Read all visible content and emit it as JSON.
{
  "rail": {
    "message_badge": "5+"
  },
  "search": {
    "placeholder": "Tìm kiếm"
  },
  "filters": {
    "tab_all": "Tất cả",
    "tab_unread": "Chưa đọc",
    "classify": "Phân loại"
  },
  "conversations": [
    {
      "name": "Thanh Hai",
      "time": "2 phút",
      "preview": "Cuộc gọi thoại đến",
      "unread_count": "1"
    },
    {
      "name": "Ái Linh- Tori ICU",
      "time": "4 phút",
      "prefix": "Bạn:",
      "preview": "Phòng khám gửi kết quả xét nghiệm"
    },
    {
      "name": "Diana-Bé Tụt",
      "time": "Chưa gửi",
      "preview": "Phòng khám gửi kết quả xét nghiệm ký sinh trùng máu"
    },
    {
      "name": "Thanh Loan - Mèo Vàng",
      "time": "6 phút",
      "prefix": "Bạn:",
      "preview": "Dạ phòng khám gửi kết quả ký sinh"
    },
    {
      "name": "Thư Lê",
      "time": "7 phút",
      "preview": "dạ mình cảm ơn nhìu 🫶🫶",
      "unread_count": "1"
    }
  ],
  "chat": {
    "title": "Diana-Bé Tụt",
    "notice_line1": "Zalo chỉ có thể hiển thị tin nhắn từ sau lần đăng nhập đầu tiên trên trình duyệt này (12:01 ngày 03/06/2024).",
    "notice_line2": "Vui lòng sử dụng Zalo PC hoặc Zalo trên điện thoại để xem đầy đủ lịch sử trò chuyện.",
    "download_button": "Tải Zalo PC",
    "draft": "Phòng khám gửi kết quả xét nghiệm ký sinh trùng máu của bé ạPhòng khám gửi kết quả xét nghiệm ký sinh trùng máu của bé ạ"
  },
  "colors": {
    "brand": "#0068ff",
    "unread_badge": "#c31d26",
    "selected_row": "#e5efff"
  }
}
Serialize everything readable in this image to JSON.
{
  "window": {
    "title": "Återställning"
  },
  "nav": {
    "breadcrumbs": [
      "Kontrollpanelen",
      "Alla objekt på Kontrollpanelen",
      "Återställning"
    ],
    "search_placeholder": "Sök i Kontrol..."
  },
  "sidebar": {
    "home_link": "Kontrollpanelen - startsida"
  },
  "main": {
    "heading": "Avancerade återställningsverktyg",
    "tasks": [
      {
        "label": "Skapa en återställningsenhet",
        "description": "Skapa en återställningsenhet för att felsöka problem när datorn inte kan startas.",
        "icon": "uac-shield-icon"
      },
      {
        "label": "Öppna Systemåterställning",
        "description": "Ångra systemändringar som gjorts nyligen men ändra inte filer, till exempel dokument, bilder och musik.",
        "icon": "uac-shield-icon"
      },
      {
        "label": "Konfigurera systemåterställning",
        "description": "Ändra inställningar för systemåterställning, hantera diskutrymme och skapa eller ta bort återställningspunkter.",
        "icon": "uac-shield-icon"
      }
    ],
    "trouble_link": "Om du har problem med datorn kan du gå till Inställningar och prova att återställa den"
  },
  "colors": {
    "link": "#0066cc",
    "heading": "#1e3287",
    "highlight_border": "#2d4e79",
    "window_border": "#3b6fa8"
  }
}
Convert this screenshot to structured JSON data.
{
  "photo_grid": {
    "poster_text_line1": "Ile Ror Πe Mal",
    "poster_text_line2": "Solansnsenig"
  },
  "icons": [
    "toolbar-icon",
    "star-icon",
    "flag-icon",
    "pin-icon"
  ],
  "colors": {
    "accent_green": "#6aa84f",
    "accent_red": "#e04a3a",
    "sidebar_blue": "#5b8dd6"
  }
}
....
Set down all of the entries exactly, please.

- **Answer to this task**
Read all visible content and emit it as JSON.
{
  "rail": {
    "message_badge": "5+"
  },
  "search": {
    "placeholder": "Tìm kiếm"
  },
  "filters": {
    "tab_all": "Tất cả",
    "tab_unread": "Chưa đọc",
    "classify": "Phân loại"
  },
  "conversations": [
    {
      "name": "Thanh Hai",
      "time": "2 phút",
      "preview": "Cuộc gọi thoại đến",
      "unread_count": "1"
    },
    {
      "name": "Ái Linh- Tori ICU",
      "time": "4 phút",
      "prefix": "Bạn:",
      "preview": "Phòng khám gửi kết quả xét nghiệm"
    },
    {
      "name": "Diana-Bé Tụt",
      "time": "Chưa gửi",
      "preview": "Phòng khám gửi kết quả xét nghiệm ký sinh trùng máu"
    },
    {
      "name": "Thanh Loan - Mèo Vàng",
      "time": "6 phút",
      "prefix": "Bạn:",
      "preview": "Dạ phòng khám gửi kết quả ký sinh"
    },
    {
      "name": "Thư Lê",
      "time": "7 phút",
      "preview": "dạ mình cảm ơn nhìu 🫶🫶",
      "unread_count": "1"
    }
  ],
  "chat": {
    "title": "Diana-Bé Tụt",
    "notice_line1": "Zalo chỉ có thể hiển thị tin nhắn từ sau lần đăng nhập đầu tiên trên trình duyệt này (12:01 ngày 03/06/2024).",
    "notice_line2": "Vui lòng sử dụng Zalo PC hoặc Zalo trên điện thoại để xem đầy đủ lịch sử trò chuyện.",
    "download_button": "Tải Zalo PC",
    "draft": "Phòng khám gửi kết quả xét nghiệm ký sinh trùng máu của bé ạPhòng khám gửi kết quả xét nghiệm ký sinh trùng máu của bé ạ"
  },
  "colors": {
    "brand": "#0068ff",
    "unread_badge": "#c31d26",
    "selected_row": "#e5efff"
  }
}
Serialize everything readable in this image to JSON.
{
  "window": {
    "title": "Återställning"
  },
  "nav": {
    "breadcrumbs": [
      "Kontrollpanelen",
      "Alla objekt på Kontrollpanelen",
      "Återställning"
    ],
    "search_placeholder": "Sök i Kontrol..."
  },
  "sidebar": {
    "home_link": "Kontrollpanelen - startsida"
  },
  "main": {
    "heading": "Avancerade återställningsverktyg",
    "tasks": [
      {
        "label": "Skapa en återställningsenhet",
        "description": "Skapa en återställningsenhet för att felsöka problem när datorn inte kan startas.",
        "icon": "uac-shield-icon"
      },
      {
        "label": "Öppna Systemåterställning",
        "description": "Ångra systemändringar som gjorts nyligen men ändra inte filer, till exempel dokument, bilder och musik.",
        "icon": "uac-shield-icon"
      },
      {
        "label": "Konfigurera systemåterställning",
        "description": "Ändra inställningar för systemåterställning, hantera diskutrymme och skapa eller ta bort återställningspunkter.",
        "icon": "uac-shield-icon"
      }
    ],
    "trouble_link": "Om du har problem med datorn kan du gå till Inställningar och prova att återställa den"
  },
  "colors": {
    "link": "#0066cc",
    "heading": "#1e3287",
    "highlight_border": "#2d4e79",
    "window_border": "#3b6fa8"
  }
}
Convert this screenshot to structured JSON data.
{
  "photo_grid": {
    "poster_text_line1": "Ile Ror Πe Mal",
    "poster_text_line2": "Solansnsenig"
  },
  "icons": [
    "toolbar-icon",
    "star-icon",
    "flag-icon",
    "pin-icon"
  ],
  "colors": {
    "accent_green": "#6aa84f",
    "accent_red": "#e04a3a",
    "sidebar_blue": "#5b8dd6"
  }
}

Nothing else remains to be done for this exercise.